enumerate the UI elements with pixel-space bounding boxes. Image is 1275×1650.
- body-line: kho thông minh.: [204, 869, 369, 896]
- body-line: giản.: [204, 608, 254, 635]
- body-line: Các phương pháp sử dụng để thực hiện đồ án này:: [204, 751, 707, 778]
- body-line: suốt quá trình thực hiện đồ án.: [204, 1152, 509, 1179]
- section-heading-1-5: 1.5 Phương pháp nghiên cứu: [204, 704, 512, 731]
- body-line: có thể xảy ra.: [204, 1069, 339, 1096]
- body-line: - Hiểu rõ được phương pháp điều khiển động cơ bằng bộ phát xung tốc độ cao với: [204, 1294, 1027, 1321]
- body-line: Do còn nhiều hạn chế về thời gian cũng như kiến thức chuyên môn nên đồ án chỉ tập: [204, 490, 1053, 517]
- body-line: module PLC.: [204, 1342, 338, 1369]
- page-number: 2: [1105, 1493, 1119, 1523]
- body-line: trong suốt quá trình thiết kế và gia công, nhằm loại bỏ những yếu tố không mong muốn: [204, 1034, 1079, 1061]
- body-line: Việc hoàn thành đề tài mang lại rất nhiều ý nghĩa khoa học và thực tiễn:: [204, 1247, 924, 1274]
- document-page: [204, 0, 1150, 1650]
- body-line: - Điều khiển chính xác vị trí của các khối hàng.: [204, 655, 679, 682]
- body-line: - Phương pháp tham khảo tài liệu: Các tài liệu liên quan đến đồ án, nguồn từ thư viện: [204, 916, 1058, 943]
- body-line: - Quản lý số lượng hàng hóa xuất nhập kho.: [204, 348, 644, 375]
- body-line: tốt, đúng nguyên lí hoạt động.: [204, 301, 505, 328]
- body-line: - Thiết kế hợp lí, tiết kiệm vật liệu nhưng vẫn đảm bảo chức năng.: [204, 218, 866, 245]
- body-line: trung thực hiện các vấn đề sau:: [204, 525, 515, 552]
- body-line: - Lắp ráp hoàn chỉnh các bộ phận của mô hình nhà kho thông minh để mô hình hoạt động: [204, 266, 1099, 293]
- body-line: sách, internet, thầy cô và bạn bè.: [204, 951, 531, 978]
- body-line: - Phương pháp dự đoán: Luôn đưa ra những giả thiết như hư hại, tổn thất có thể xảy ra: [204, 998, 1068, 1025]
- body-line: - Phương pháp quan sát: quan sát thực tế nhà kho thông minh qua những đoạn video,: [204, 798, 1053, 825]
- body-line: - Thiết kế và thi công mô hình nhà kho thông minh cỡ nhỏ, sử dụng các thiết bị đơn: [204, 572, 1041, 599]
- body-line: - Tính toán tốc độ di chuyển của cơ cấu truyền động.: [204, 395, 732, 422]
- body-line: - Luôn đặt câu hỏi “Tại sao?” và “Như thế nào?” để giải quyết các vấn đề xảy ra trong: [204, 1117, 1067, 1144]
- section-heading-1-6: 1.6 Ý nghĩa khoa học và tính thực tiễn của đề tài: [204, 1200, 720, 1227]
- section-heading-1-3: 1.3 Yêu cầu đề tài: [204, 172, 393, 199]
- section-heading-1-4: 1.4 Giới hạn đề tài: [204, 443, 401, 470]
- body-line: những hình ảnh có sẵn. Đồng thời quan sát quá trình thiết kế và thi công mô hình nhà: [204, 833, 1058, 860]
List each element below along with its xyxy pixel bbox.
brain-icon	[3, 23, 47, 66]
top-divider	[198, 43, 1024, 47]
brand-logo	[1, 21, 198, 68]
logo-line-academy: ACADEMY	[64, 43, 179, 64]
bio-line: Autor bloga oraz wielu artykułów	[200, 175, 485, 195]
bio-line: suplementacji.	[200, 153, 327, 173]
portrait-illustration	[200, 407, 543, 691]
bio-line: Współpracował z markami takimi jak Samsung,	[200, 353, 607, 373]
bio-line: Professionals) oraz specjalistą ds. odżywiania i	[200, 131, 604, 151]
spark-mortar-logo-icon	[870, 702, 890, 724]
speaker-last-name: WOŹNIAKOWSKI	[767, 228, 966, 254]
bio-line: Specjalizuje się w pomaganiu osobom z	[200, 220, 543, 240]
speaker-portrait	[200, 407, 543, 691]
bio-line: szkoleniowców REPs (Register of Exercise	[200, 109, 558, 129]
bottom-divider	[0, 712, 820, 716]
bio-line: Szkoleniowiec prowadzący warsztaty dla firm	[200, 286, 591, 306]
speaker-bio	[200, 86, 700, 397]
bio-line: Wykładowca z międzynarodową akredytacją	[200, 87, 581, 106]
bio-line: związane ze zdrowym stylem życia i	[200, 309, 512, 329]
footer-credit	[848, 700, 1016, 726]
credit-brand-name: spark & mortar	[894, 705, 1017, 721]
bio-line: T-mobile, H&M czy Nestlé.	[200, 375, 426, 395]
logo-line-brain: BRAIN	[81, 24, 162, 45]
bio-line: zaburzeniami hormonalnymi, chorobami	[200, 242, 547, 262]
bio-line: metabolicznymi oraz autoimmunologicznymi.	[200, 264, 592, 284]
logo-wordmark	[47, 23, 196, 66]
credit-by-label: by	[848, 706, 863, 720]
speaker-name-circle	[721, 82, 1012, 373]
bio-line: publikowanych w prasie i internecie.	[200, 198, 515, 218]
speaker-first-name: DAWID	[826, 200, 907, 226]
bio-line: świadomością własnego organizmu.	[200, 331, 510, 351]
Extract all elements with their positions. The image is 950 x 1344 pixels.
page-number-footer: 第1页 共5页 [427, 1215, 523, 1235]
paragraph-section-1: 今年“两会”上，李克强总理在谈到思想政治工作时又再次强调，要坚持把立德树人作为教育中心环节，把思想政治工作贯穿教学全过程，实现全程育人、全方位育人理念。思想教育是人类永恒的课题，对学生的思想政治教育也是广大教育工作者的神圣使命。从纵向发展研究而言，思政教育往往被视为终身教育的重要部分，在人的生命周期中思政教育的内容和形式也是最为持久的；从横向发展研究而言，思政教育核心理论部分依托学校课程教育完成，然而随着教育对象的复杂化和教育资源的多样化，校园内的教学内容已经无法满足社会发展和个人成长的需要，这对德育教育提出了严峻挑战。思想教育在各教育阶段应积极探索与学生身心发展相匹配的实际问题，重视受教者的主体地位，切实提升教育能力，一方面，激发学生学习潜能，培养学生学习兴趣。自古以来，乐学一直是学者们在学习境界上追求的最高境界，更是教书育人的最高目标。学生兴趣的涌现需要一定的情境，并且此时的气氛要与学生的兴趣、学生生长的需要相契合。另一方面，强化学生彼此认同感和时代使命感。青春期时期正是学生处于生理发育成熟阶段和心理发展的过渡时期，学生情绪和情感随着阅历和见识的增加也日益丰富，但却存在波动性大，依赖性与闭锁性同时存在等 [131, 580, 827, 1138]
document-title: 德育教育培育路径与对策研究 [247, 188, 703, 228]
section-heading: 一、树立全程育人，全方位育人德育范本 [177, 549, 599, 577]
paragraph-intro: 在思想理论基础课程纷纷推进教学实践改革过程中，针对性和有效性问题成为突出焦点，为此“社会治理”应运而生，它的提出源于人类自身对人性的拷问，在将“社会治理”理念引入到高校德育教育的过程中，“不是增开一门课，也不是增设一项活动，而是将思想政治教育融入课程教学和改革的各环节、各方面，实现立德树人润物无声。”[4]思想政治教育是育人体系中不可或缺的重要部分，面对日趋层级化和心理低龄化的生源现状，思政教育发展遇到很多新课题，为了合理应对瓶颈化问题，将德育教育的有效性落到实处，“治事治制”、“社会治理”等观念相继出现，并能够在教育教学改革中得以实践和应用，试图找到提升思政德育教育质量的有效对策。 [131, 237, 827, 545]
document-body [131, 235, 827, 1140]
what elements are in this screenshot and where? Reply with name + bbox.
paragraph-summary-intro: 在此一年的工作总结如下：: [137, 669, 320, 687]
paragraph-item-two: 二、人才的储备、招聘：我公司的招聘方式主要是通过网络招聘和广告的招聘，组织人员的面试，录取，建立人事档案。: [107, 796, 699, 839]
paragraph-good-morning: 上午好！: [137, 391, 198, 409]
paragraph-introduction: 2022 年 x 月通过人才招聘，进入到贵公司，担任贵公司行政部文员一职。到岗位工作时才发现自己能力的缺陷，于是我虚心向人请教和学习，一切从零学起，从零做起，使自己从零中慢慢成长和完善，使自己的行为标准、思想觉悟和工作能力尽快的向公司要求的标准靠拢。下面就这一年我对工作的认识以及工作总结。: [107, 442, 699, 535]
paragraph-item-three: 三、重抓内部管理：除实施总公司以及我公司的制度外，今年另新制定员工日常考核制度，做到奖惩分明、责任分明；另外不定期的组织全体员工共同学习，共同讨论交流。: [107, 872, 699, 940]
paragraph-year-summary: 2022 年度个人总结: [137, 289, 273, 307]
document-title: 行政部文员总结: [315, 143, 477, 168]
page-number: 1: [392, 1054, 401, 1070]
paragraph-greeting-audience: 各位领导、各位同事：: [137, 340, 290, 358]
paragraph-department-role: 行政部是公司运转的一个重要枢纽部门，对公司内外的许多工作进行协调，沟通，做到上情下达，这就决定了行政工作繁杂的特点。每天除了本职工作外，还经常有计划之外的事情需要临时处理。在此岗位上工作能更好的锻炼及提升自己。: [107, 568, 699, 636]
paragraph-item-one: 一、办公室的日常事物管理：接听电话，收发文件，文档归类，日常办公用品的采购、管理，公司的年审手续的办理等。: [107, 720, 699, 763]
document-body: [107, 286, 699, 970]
○ ○ ○ ○ ○
- OBJECTIVE: Please give the rows from the start through the line that contains "- page-number: 2: [1105, 1493, 1119, 1523]", inclusive, changing "body-line" to "text-line" and leaving everything else unchanged. Return only those lines.

- WORKED SOLUTION:
enumerate the UI elements with pixel-space bounding boxes. Image is 1275×1650.
- text-line: kho thông minh.: [204, 869, 369, 896]
- text-line: giản.: [204, 608, 254, 635]
- text-line: Các phương pháp sử dụng để thực hiện đồ án này:: [204, 751, 707, 778]
- text-line: suốt quá trình thực hiện đồ án.: [204, 1152, 509, 1179]
- section-heading-1-5: 1.5 Phương pháp nghiên cứu: [204, 704, 512, 731]
- text-line: có thể xảy ra.: [204, 1069, 339, 1096]
- text-line: - Hiểu rõ được phương pháp điều khiển động cơ bằng bộ phát xung tốc độ cao với: [204, 1294, 1027, 1321]
- text-line: Do còn nhiều hạn chế về thời gian cũng như kiến thức chuyên môn nên đồ án chỉ tập: [204, 490, 1053, 517]
- text-line: module PLC.: [204, 1342, 338, 1369]
- page-number: 2: [1105, 1493, 1119, 1523]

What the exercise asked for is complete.